* Stated problem *
What lines of the data hold the string "title"? Pull each one out.

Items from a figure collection
****************

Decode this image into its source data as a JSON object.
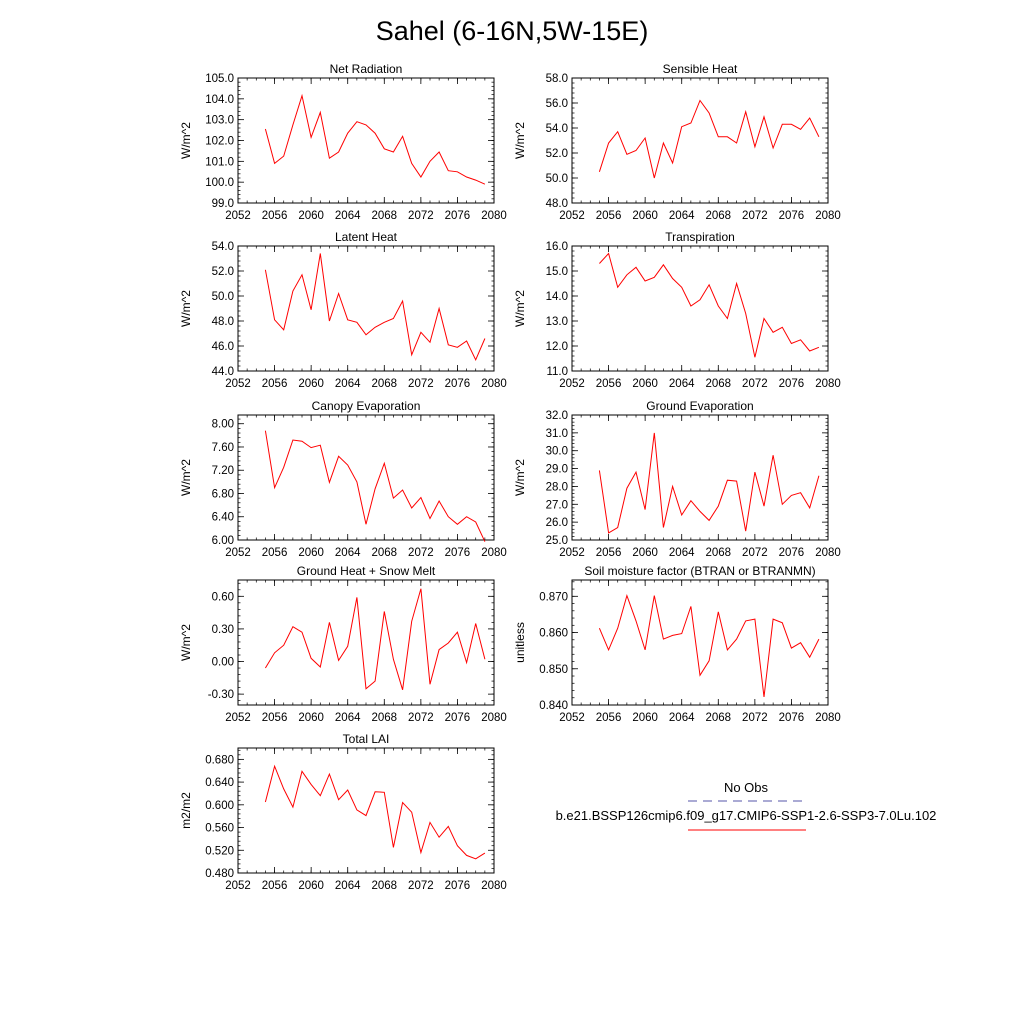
{
  "title": "Sahel (6-16N,5W-15E)",
  "legend": {
    "obs_label": "No Obs",
    "obs_color": "#5555aa",
    "model_label": "b.e21.BSSP126cmip6.f09_g17.CMIP6-SSP1-2.6-SSP3-7.0Lu.102",
    "model_color": "#ff0000"
  },
  "chart_data": [
    {
      "type": "line",
      "title": "Net Radiation",
      "ylabel": "W/m^2",
      "xlim": [
        2052,
        2080
      ],
      "ylim": [
        99.0,
        105.0
      ],
      "xticks": [
        "2052",
        "2056",
        "2060",
        "2064",
        "2068",
        "2072",
        "2076",
        "2080"
      ],
      "yticks": [
        "99.0",
        "100.0",
        "101.0",
        "102.0",
        "103.0",
        "104.0",
        "105.0"
      ],
      "ytick_values": [
        99,
        100,
        101,
        102,
        103,
        104,
        105
      ],
      "x": [
        2055,
        2056,
        2057,
        2058,
        2059,
        2060,
        2061,
        2062,
        2063,
        2064,
        2065,
        2066,
        2067,
        2068,
        2069,
        2070,
        2071,
        2072,
        2073,
        2074,
        2075,
        2076,
        2077,
        2078,
        2079
      ],
      "series": [
        {
          "values": [
            102.55,
            100.9,
            101.25,
            102.75,
            104.15,
            102.15,
            103.35,
            101.15,
            101.45,
            102.35,
            102.9,
            102.75,
            102.35,
            101.6,
            101.45,
            102.2,
            100.9,
            100.25,
            101.0,
            101.45,
            100.55,
            100.5,
            100.25,
            100.1,
            99.9
          ]
        }
      ]
    },
    {
      "type": "line",
      "title": "Sensible Heat",
      "ylabel": "W/m^2",
      "xlim": [
        2052,
        2080
      ],
      "ylim": [
        48.0,
        58.0
      ],
      "xticks": [
        "2052",
        "2056",
        "2060",
        "2064",
        "2068",
        "2072",
        "2076",
        "2080"
      ],
      "yticks": [
        "48.0",
        "50.0",
        "52.0",
        "54.0",
        "56.0",
        "58.0"
      ],
      "ytick_values": [
        48,
        50,
        52,
        54,
        56,
        58
      ],
      "x": [
        2055,
        2056,
        2057,
        2058,
        2059,
        2060,
        2061,
        2062,
        2063,
        2064,
        2065,
        2066,
        2067,
        2068,
        2069,
        2070,
        2071,
        2072,
        2073,
        2074,
        2075,
        2076,
        2077,
        2078,
        2079
      ],
      "series": [
        {
          "values": [
            50.5,
            52.8,
            53.7,
            51.9,
            52.2,
            53.2,
            50.0,
            52.8,
            51.2,
            54.1,
            54.4,
            56.2,
            55.2,
            53.3,
            53.3,
            52.8,
            55.3,
            52.5,
            54.9,
            52.4,
            54.3,
            54.3,
            53.9,
            54.8,
            53.3
          ]
        }
      ]
    },
    {
      "type": "line",
      "title": "Latent Heat",
      "ylabel": "W/m^2",
      "xlim": [
        2052,
        2080
      ],
      "ylim": [
        44.0,
        54.0
      ],
      "xticks": [
        "2052",
        "2056",
        "2060",
        "2064",
        "2068",
        "2072",
        "2076",
        "2080"
      ],
      "yticks": [
        "44.0",
        "46.0",
        "48.0",
        "50.0",
        "52.0",
        "54.0"
      ],
      "ytick_values": [
        44,
        46,
        48,
        50,
        52,
        54
      ],
      "x": [
        2055,
        2056,
        2057,
        2058,
        2059,
        2060,
        2061,
        2062,
        2063,
        2064,
        2065,
        2066,
        2067,
        2068,
        2069,
        2070,
        2071,
        2072,
        2073,
        2074,
        2075,
        2076,
        2077,
        2078,
        2079
      ],
      "series": [
        {
          "values": [
            52.1,
            48.1,
            47.3,
            50.4,
            51.7,
            48.9,
            53.4,
            48.0,
            50.2,
            48.1,
            47.9,
            46.9,
            47.5,
            47.9,
            48.2,
            49.6,
            45.3,
            47.1,
            46.3,
            49.0,
            46.1,
            45.9,
            46.4,
            44.9,
            46.6
          ]
        }
      ]
    },
    {
      "type": "line",
      "title": "Transpiration",
      "ylabel": "W/m^2",
      "xlim": [
        2052,
        2080
      ],
      "ylim": [
        11.0,
        16.0
      ],
      "xticks": [
        "2052",
        "2056",
        "2060",
        "2064",
        "2068",
        "2072",
        "2076",
        "2080"
      ],
      "yticks": [
        "11.0",
        "12.0",
        "13.0",
        "14.0",
        "15.0",
        "16.0"
      ],
      "ytick_values": [
        11,
        12,
        13,
        14,
        15,
        16
      ],
      "x": [
        2055,
        2056,
        2057,
        2058,
        2059,
        2060,
        2061,
        2062,
        2063,
        2064,
        2065,
        2066,
        2067,
        2068,
        2069,
        2070,
        2071,
        2072,
        2073,
        2074,
        2075,
        2076,
        2077,
        2078,
        2079
      ],
      "series": [
        {
          "values": [
            15.3,
            15.7,
            14.35,
            14.85,
            15.15,
            14.6,
            14.75,
            15.25,
            14.7,
            14.35,
            13.6,
            13.85,
            14.45,
            13.6,
            13.1,
            14.5,
            13.3,
            11.55,
            13.1,
            12.55,
            12.75,
            12.1,
            12.25,
            11.8,
            11.95
          ]
        }
      ]
    },
    {
      "type": "line",
      "title": "Canopy Evaporation",
      "ylabel": "W/m^2",
      "xlim": [
        2052,
        2080
      ],
      "ylim": [
        6.0,
        8.15
      ],
      "xticks": [
        "2052",
        "2056",
        "2060",
        "2064",
        "2068",
        "2072",
        "2076",
        "2080"
      ],
      "yticks": [
        "6.00",
        "6.40",
        "6.80",
        "7.20",
        "7.60",
        "8.00"
      ],
      "ytick_values": [
        6.0,
        6.4,
        6.8,
        7.2,
        7.6,
        8.0
      ],
      "x": [
        2055,
        2056,
        2057,
        2058,
        2059,
        2060,
        2061,
        2062,
        2063,
        2064,
        2065,
        2066,
        2067,
        2068,
        2069,
        2070,
        2071,
        2072,
        2073,
        2074,
        2075,
        2076,
        2077,
        2078,
        2079
      ],
      "series": [
        {
          "values": [
            7.88,
            6.9,
            7.25,
            7.72,
            7.7,
            7.59,
            7.63,
            6.99,
            7.44,
            7.29,
            7.0,
            6.27,
            6.88,
            7.32,
            6.72,
            6.86,
            6.55,
            6.73,
            6.37,
            6.67,
            6.4,
            6.27,
            6.4,
            6.31,
            5.97
          ]
        }
      ]
    },
    {
      "type": "line",
      "title": "Ground Evaporation",
      "ylabel": "W/m^2",
      "xlim": [
        2052,
        2080
      ],
      "ylim": [
        25.0,
        32.0
      ],
      "xticks": [
        "2052",
        "2056",
        "2060",
        "2064",
        "2068",
        "2072",
        "2076",
        "2080"
      ],
      "yticks": [
        "25.0",
        "26.0",
        "27.0",
        "28.0",
        "29.0",
        "30.0",
        "31.0",
        "32.0"
      ],
      "ytick_values": [
        25,
        26,
        27,
        28,
        29,
        30,
        31,
        32
      ],
      "x": [
        2055,
        2056,
        2057,
        2058,
        2059,
        2060,
        2061,
        2062,
        2063,
        2064,
        2065,
        2066,
        2067,
        2068,
        2069,
        2070,
        2071,
        2072,
        2073,
        2074,
        2075,
        2076,
        2077,
        2078,
        2079
      ],
      "series": [
        {
          "values": [
            28.9,
            25.4,
            25.7,
            27.9,
            28.8,
            26.7,
            31.0,
            25.7,
            28.0,
            26.4,
            27.2,
            26.6,
            26.1,
            26.9,
            28.35,
            28.3,
            25.5,
            28.8,
            26.9,
            29.75,
            27.0,
            27.5,
            27.65,
            26.8,
            28.6
          ]
        }
      ]
    },
    {
      "type": "line",
      "title": "Ground Heat + Snow Melt",
      "ylabel": "W/m^2",
      "xlim": [
        2052,
        2080
      ],
      "ylim": [
        -0.4,
        0.75
      ],
      "xticks": [
        "2052",
        "2056",
        "2060",
        "2064",
        "2068",
        "2072",
        "2076",
        "2080"
      ],
      "yticks": [
        "-0.30",
        "0.00",
        "0.30",
        "0.60"
      ],
      "ytick_values": [
        -0.3,
        0.0,
        0.3,
        0.6
      ],
      "x": [
        2055,
        2056,
        2057,
        2058,
        2059,
        2060,
        2061,
        2062,
        2063,
        2064,
        2065,
        2066,
        2067,
        2068,
        2069,
        2070,
        2071,
        2072,
        2073,
        2074,
        2075,
        2076,
        2077,
        2078,
        2079
      ],
      "series": [
        {
          "values": [
            -0.06,
            0.08,
            0.15,
            0.32,
            0.27,
            0.03,
            -0.05,
            0.36,
            0.01,
            0.14,
            0.59,
            -0.25,
            -0.18,
            0.46,
            0.02,
            -0.26,
            0.37,
            0.67,
            -0.21,
            0.11,
            0.17,
            0.27,
            -0.01,
            0.35,
            0.02
          ]
        }
      ]
    },
    {
      "type": "line",
      "title": "Soil moisture factor (BTRAN or BTRANMN)",
      "ylabel": "unitless",
      "xlim": [
        2052,
        2080
      ],
      "ylim": [
        0.84,
        0.8745
      ],
      "xticks": [
        "2052",
        "2056",
        "2060",
        "2064",
        "2068",
        "2072",
        "2076",
        "2080"
      ],
      "yticks": [
        "0.840",
        "0.850",
        "0.860",
        "0.870"
      ],
      "ytick_values": [
        0.84,
        0.85,
        0.86,
        0.87
      ],
      "x": [
        2055,
        2056,
        2057,
        2058,
        2059,
        2060,
        2061,
        2062,
        2063,
        2064,
        2065,
        2066,
        2067,
        2068,
        2069,
        2070,
        2071,
        2072,
        2073,
        2074,
        2075,
        2076,
        2077,
        2078,
        2079
      ],
      "series": [
        {
          "values": [
            0.8612,
            0.8552,
            0.8612,
            0.8702,
            0.8632,
            0.8552,
            0.8702,
            0.8582,
            0.8592,
            0.8597,
            0.8672,
            0.8482,
            0.8522,
            0.8657,
            0.8552,
            0.8582,
            0.8632,
            0.8637,
            0.8422,
            0.8637,
            0.8627,
            0.8557,
            0.8572,
            0.8532,
            0.8582
          ]
        }
      ]
    },
    {
      "type": "line",
      "title": "Total LAI",
      "ylabel": "m2/m2",
      "xlim": [
        2052,
        2080
      ],
      "ylim": [
        0.48,
        0.7
      ],
      "xticks": [
        "2052",
        "2056",
        "2060",
        "2064",
        "2068",
        "2072",
        "2076",
        "2080"
      ],
      "yticks": [
        "0.480",
        "0.520",
        "0.560",
        "0.600",
        "0.640",
        "0.680"
      ],
      "ytick_values": [
        0.48,
        0.52,
        0.56,
        0.6,
        0.64,
        0.68
      ],
      "x": [
        2055,
        2056,
        2057,
        2058,
        2059,
        2060,
        2061,
        2062,
        2063,
        2064,
        2065,
        2066,
        2067,
        2068,
        2069,
        2070,
        2071,
        2072,
        2073,
        2074,
        2075,
        2076,
        2077,
        2078,
        2079
      ],
      "series": [
        {
          "values": [
            0.605,
            0.668,
            0.628,
            0.596,
            0.659,
            0.636,
            0.616,
            0.654,
            0.609,
            0.626,
            0.591,
            0.581,
            0.623,
            0.622,
            0.525,
            0.604,
            0.587,
            0.516,
            0.569,
            0.543,
            0.562,
            0.528,
            0.511,
            0.505,
            0.515
          ]
        }
      ]
    }
  ]
}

****************

* Full answer *
  "title": "Sahel (6-16N,5W-15E)",
      "title": "Net Radiation",
      "title": "Sensible Heat",
      "title": "Latent Heat",
      "title": "Transpiration",
      "title": "Canopy Evaporation",
      "title": "Ground Evaporation",
      "title": "Ground Heat + Snow Melt",
      "title": "Soil moisture factor (BTRAN or BTRANMN)",
      "title": "Total LAI",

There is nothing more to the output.